● DATA IN THIS EXERCISE
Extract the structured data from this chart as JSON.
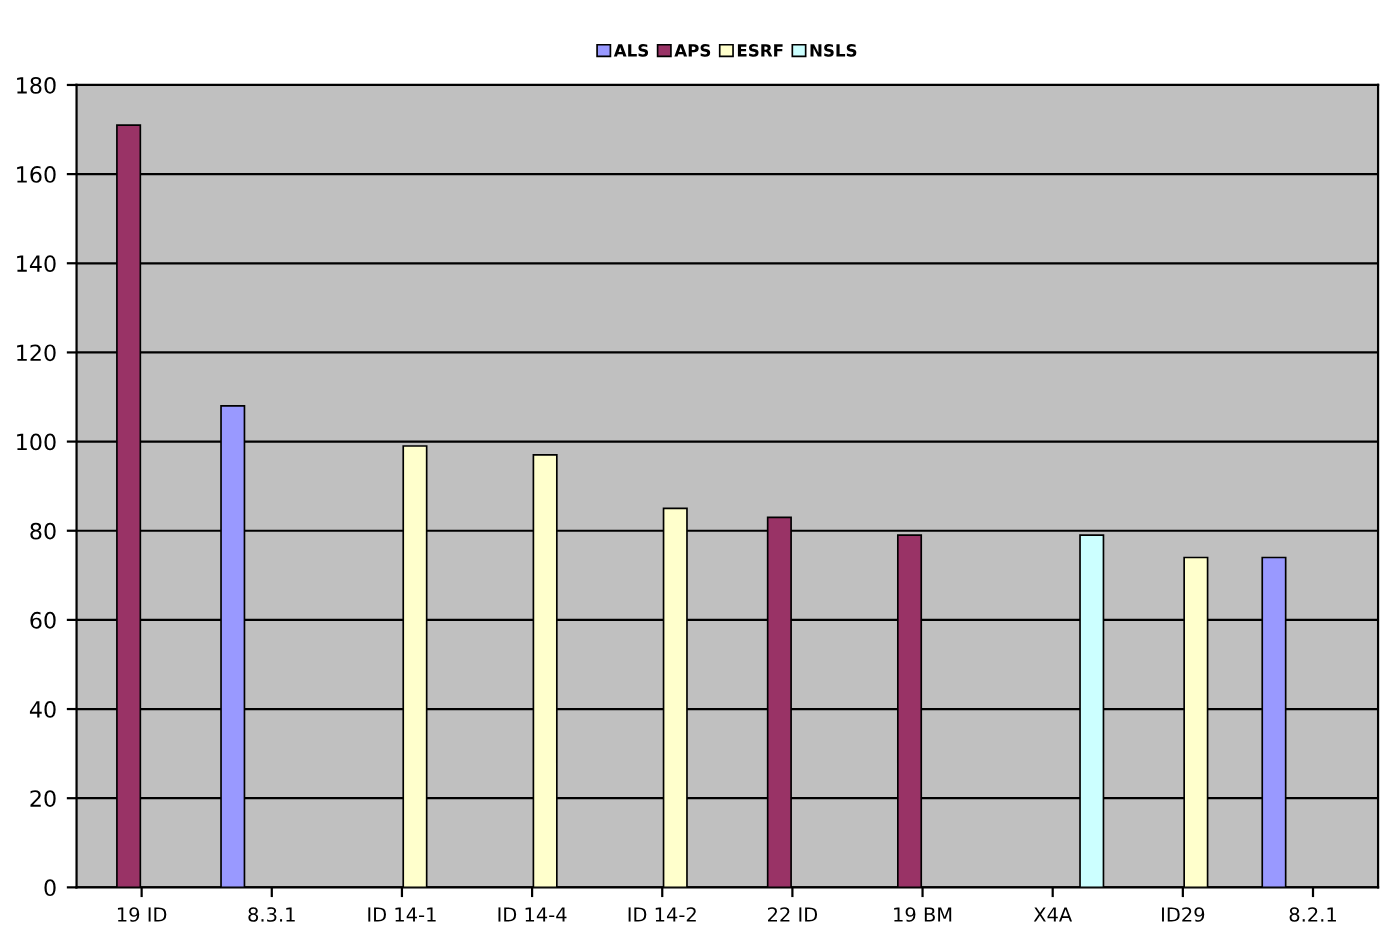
{
  "chart_data": {
    "type": "bar",
    "categories": [
      "19 ID",
      "8.3.1",
      "ID 14-1",
      "ID 14-4",
      "ID 14-2",
      "22 ID",
      "19 BM",
      "X4A",
      "ID29",
      "8.2.1"
    ],
    "series": [
      {
        "name": "ALS",
        "color": "#9999ff",
        "values": [
          null,
          108,
          null,
          null,
          null,
          null,
          null,
          null,
          null,
          74
        ]
      },
      {
        "name": "APS",
        "color": "#993366",
        "values": [
          171,
          null,
          null,
          null,
          null,
          83,
          79,
          null,
          null,
          null
        ]
      },
      {
        "name": "ESRF",
        "color": "#ffffcc",
        "values": [
          null,
          null,
          99,
          97,
          85,
          null,
          null,
          null,
          74,
          null
        ]
      },
      {
        "name": "NSLS",
        "color": "#ccffff",
        "values": [
          null,
          null,
          null,
          null,
          null,
          null,
          null,
          79,
          null,
          null
        ]
      }
    ],
    "ylim": [
      0,
      180
    ],
    "yticks": [
      0,
      20,
      40,
      60,
      80,
      100,
      120,
      140,
      160,
      180
    ],
    "grid": "y",
    "legend": "top"
  }
}
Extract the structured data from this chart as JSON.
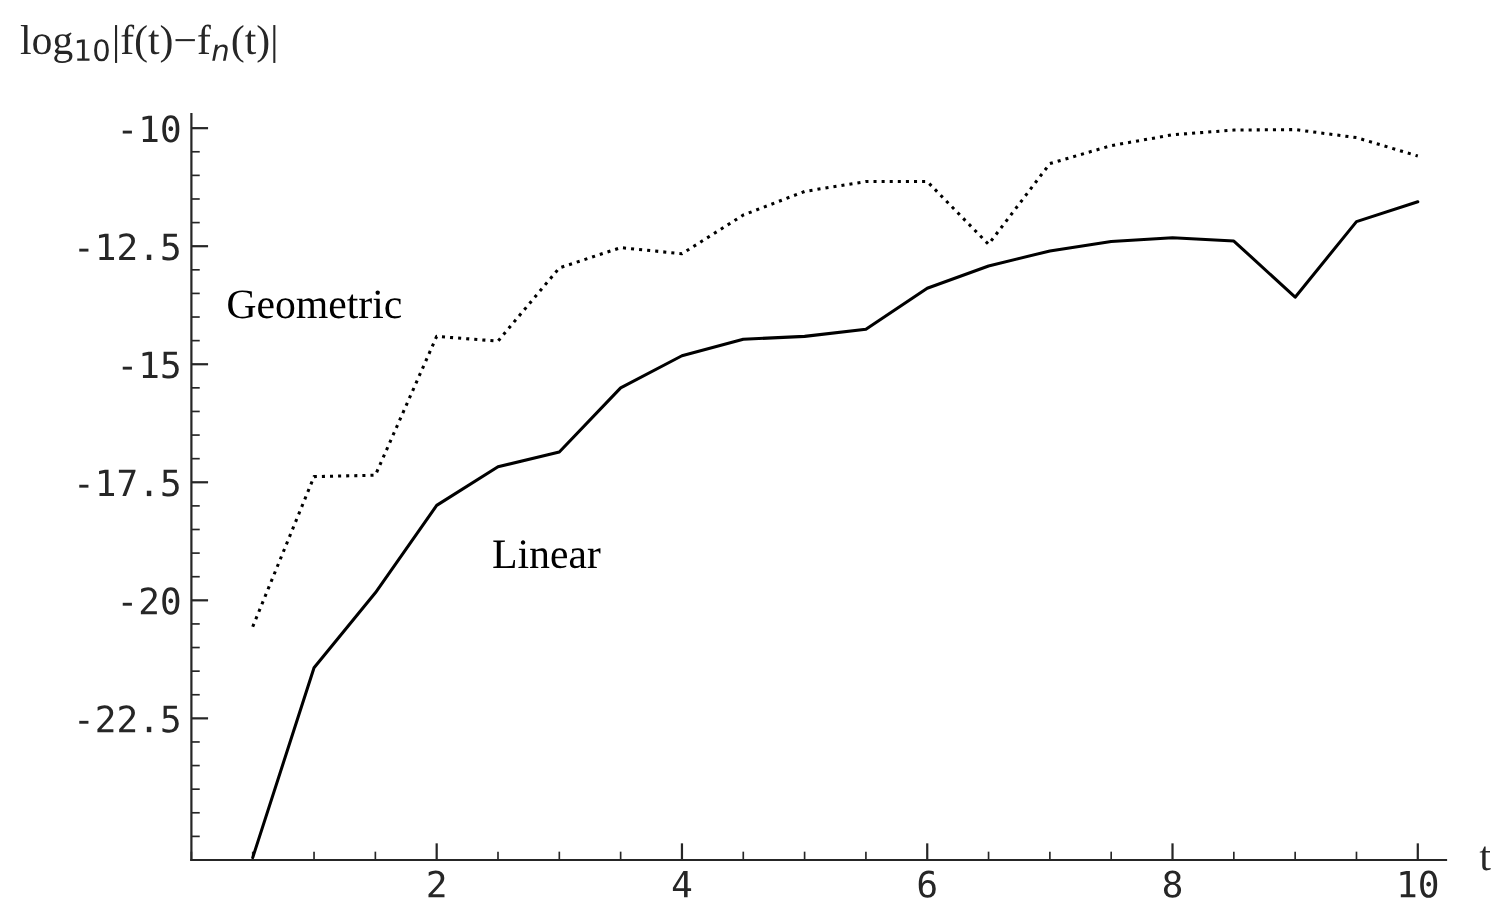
{
  "chart_data": {
    "type": "line",
    "ylabel": "log$_{10}$|f(t)−f$_{n}$(t)|",
    "xlabel": "t",
    "x": [
      0.5,
      1,
      1.5,
      2,
      2.5,
      3,
      3.5,
      4,
      4.5,
      5,
      5.5,
      6,
      6.5,
      7,
      7.5,
      8,
      8.5,
      9,
      9.5,
      10
    ],
    "series": [
      {
        "name": "Geometric",
        "color": "#000000",
        "line_style": "dotted",
        "values": [
          -20.56,
          -17.38,
          -17.35,
          -14.41,
          -14.51,
          -12.96,
          -12.53,
          -12.66,
          -11.84,
          -11.34,
          -11.13,
          -11.13,
          -12.46,
          -10.75,
          -10.37,
          -10.14,
          -10.04,
          -10.03,
          -10.2,
          -10.59
        ]
      },
      {
        "name": "Linear",
        "color": "#000000",
        "line_style": "solid",
        "values": [
          -25.45,
          -21.43,
          -19.84,
          -17.99,
          -17.17,
          -16.86,
          -15.5,
          -14.82,
          -14.47,
          -14.41,
          -14.26,
          -13.39,
          -12.92,
          -12.6,
          -12.4,
          -12.32,
          -12.39,
          -13.58,
          -11.98,
          -11.56
        ]
      }
    ],
    "xlim": [
      0,
      10.23
    ],
    "ylim": [
      -25.5,
      -9.7
    ],
    "xticks": [
      2,
      4,
      6,
      8,
      10
    ],
    "yticks": [
      -10,
      -12.5,
      -15,
      -17.5,
      -20,
      -22.5
    ],
    "grid": false,
    "legend": false,
    "marker": "none"
  }
}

● THE EXERCISE
Pick out every line holding the string "color" and return it.

● RESULT OF THIS TASK
        "color": "#9999ff",
        "color": "#993366",
        "color": "#ffffcc",
        "color": "#ccffff",
        "color": "#000000",
        "color": "#000000",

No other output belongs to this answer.